- _Written instruction_
Copy each line of the entries that contains the word "Dann".

- _Provided data_
☆ ☆ ☆ ☆

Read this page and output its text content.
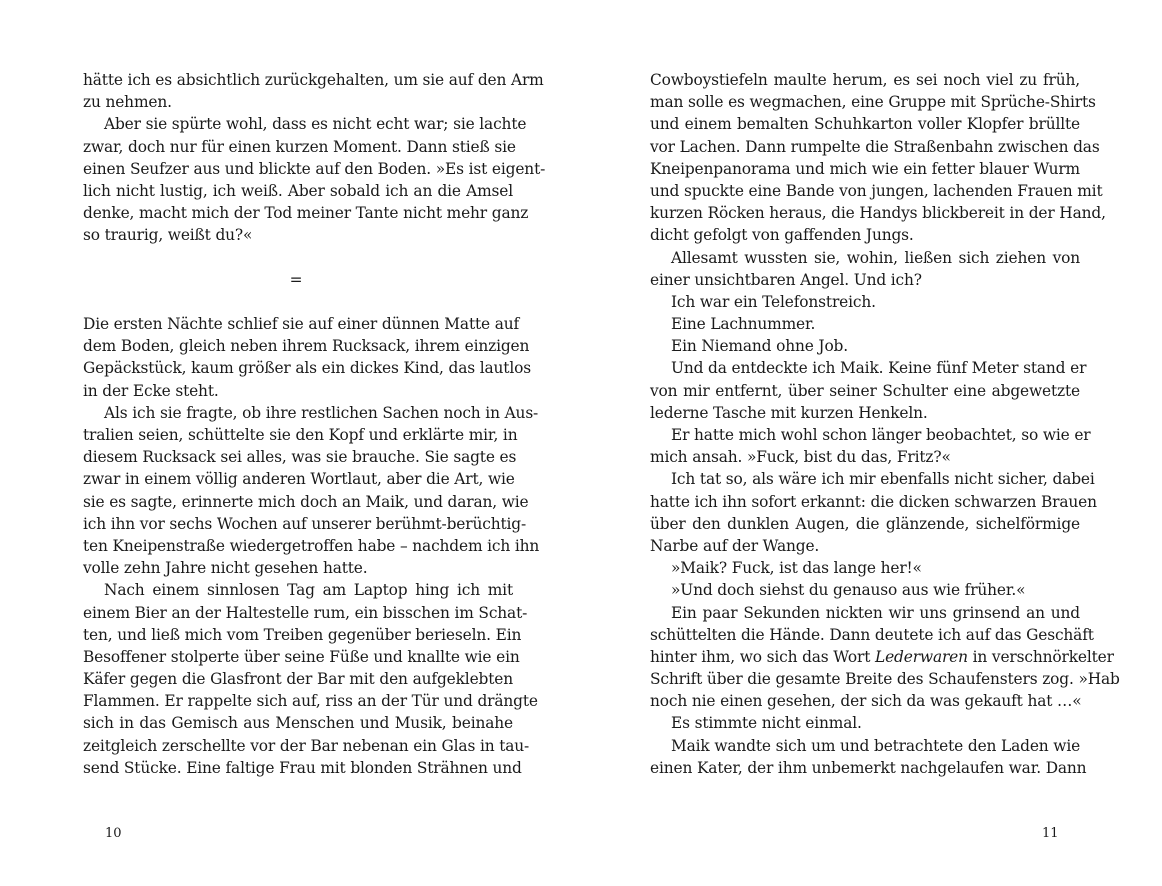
hätte ich es absichtlich zurückgehalten, um sie auf den Arm
zu nehmen.
Aber sie spürte wohl, dass es nicht echt war; sie lachte
zwar, doch nur für einen kurzen Moment. Dann stieß sie
einen Seufzer aus und blickte auf den Boden. »Es ist eigent-
lich nicht lustig, ich weiß. Aber sobald ich an die Amsel
denke, macht mich der Tod meiner Tante nicht mehr ganz
so traurig, weißt du?«
=
Die ersten Nächte schlief sie auf einer dünnen Matte auf
dem Boden, gleich neben ihrem Rucksack, ihrem einzigen
Gepäckstück, kaum größer als ein dickes Kind, das lautlos
in der Ecke steht.
Als ich sie fragte, ob ihre restlichen Sachen noch in Aus-
tralien seien, schüttelte sie den Kopf und erklärte mir, in
diesem Rucksack sei alles, was sie brauche. Sie sagte es
zwar in einem völlig anderen Wortlaut, aber die Art, wie
sie es sagte, erinnerte mich doch an Maik, und daran, wie
ich ihn vor sechs Wochen auf unserer berühmt-berüchtig-
ten Kneipenstraße wiedergetroffen habe – nachdem ich ihn
volle zehn Jahre nicht gesehen hatte.
Nach einem sinnlosen Tag am Laptop hing ich mit
einem Bier an der Haltestelle rum, ein bisschen im Schat-
ten, und ließ mich vom Treiben gegenüber berieseln. Ein
Besoffener stolperte über seine Füße und knallte wie ein
Käfer gegen die Glasfront der Bar mit den aufgeklebten
Flammen. Er rappelte sich auf, riss an der Tür und drängte
sich in das Gemisch aus Menschen und Musik, beinahe
zeitgleich zerschellte vor der Bar nebenan ein Glas in tau-
send Stücke. Eine faltige Frau mit blonden Strähnen und
Cowboystiefeln maulte herum, es sei noch viel zu früh,
man solle es wegmachen, eine Gruppe mit Sprüche-Shirts
und einem bemalten Schuhkarton voller Klopfer brüllte
vor Lachen. Dann rumpelte die Straßenbahn zwischen das
Kneipenpanorama und mich wie ein fetter blauer Wurm
und spuckte eine Bande von jungen, lachenden Frauen mit
kurzen Röcken heraus, die Handys blickbereit in der Hand,
dicht gefolgt von gaffenden Jungs.
Allesamt wussten sie, wohin, ließen sich ziehen von
einer unsichtbaren Angel. Und ich?
Ich war ein Telefonstreich.
Eine Lachnummer.
Ein Niemand ohne Job.
Und da entdeckte ich Maik. Keine fünf Meter stand er
von mir entfernt, über seiner Schulter eine abgewetzte
lederne Tasche mit kurzen Henkeln.
Er hatte mich wohl schon länger beobachtet, so wie er
mich ansah. »Fuck, bist du das, Fritz?«
Ich tat so, als wäre ich mir ebenfalls nicht sicher, dabei
hatte ich ihn sofort erkannt: die dicken schwarzen Brauen
über den dunklen Augen, die glänzende, sichelförmige
Narbe auf der Wange.
»Maik? Fuck, ist das lange her!«
»Und doch siehst du genauso aus wie früher.«
Ein paar Sekunden nickten wir uns grinsend an und
schüttelten die Hände. Dann deutete ich auf das Geschäft
hinter ihm, wo sich das Wort Lederwaren in verschnörkelter
Schrift über die gesamte Breite des Schaufensters zog. »Hab
noch nie einen gesehen, der sich da was gekauft hat …«
Es stimmte nicht einmal.
Maik wandte sich um und betrachtete den Laden wie
einen Kater, der ihm unbemerkt nachgelaufen war. Dann
10	11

☆ ☆ ☆ ☆

- _Output for this exercise_
zwar, doch nur für einen kurzen Moment. Dann stieß sie
vor Lachen. Dann rumpelte die Straßenbahn zwischen das
schüttelten die Hände. Dann deutete ich auf das Geschäft
einen Kater, der ihm unbemerkt nachgelaufen war. Dann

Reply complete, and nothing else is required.